THE TASK ▸
Output the entries verbatim, including every line.

THE DATA ▸
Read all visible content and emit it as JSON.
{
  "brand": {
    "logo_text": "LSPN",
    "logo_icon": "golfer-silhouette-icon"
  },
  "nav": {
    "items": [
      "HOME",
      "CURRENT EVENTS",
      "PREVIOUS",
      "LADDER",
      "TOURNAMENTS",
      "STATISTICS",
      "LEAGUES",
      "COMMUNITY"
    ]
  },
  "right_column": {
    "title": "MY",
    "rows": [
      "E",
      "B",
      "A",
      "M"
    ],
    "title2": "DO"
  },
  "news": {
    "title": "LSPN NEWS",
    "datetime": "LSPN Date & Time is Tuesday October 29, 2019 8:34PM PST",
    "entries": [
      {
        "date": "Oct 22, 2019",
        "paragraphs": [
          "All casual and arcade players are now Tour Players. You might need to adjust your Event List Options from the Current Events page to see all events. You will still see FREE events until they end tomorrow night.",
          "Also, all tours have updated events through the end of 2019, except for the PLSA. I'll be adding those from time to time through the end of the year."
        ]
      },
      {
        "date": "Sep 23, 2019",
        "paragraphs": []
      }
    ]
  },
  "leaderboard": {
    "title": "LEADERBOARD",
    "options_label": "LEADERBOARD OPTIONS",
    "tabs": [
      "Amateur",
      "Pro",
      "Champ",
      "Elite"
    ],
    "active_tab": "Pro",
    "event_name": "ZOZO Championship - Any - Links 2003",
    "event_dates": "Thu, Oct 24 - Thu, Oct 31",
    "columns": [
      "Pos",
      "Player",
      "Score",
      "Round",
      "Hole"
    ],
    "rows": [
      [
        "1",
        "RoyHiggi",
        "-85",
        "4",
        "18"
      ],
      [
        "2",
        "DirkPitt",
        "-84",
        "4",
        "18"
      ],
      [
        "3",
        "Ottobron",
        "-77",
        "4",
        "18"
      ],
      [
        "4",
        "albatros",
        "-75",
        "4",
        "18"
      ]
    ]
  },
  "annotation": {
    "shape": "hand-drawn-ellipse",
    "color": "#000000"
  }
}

SOLUTION TO THIS PROBLEM ▸
Read all visible content and emit it as JSON.
{
  "brand": {
    "logo_text": "LSPN",
    "logo_icon": "golfer-silhouette-icon"
  },
  "nav": {
    "items": [
      "HOME",
      "CURRENT EVENTS",
      "PREVIOUS",
      "LADDER",
      "TOURNAMENTS",
      "STATISTICS",
      "LEAGUES",
      "COMMUNITY"
    ]
  },
  "right_column": {
    "title": "MY",
    "rows": [
      "E",
      "B",
      "A",
      "M"
    ],
    "title2": "DO"
  },
  "news": {
    "title": "LSPN NEWS",
    "datetime": "LSPN Date & Time is Tuesday October 29, 2019 8:34PM PST",
    "entries": [
      {
        "date": "Oct 22, 2019",
        "paragraphs": [
          "All casual and arcade players are now Tour Players. You might need to adjust your Event List Options from the Current Events page to see all events. You will still see FREE events until they end tomorrow night.",
          "Also, all tours have updated events through the end of 2019, except for the PLSA. I'll be adding those from time to time through the end of the year."
        ]
      },
      {
        "date": "Sep 23, 2019",
        "paragraphs": []
      }
    ]
  },
  "leaderboard": {
    "title": "LEADERBOARD",
    "options_label": "LEADERBOARD OPTIONS",
    "tabs": [
      "Amateur",
      "Pro",
      "Champ",
      "Elite"
    ],
    "active_tab": "Pro",
    "event_name": "ZOZO Championship - Any - Links 2003",
    "event_dates": "Thu, Oct 24 - Thu, Oct 31",
    "columns": [
      "Pos",
      "Player",
      "Score",
      "Round",
      "Hole"
    ],
    "rows": [
      [
        "1",
        "RoyHiggi",
        "-85",
        "4",
        "18"
      ],
      [
        "2",
        "DirkPitt",
        "-84",
        "4",
        "18"
      ],
      [
        "3",
        "Ottobron",
        "-77",
        "4",
        "18"
      ],
      [
        "4",
        "albatros",
        "-75",
        "4",
        "18"
      ]
    ]
  },
  "annotation": {
    "shape": "hand-drawn-ellipse",
    "color": "#000000"
  }
}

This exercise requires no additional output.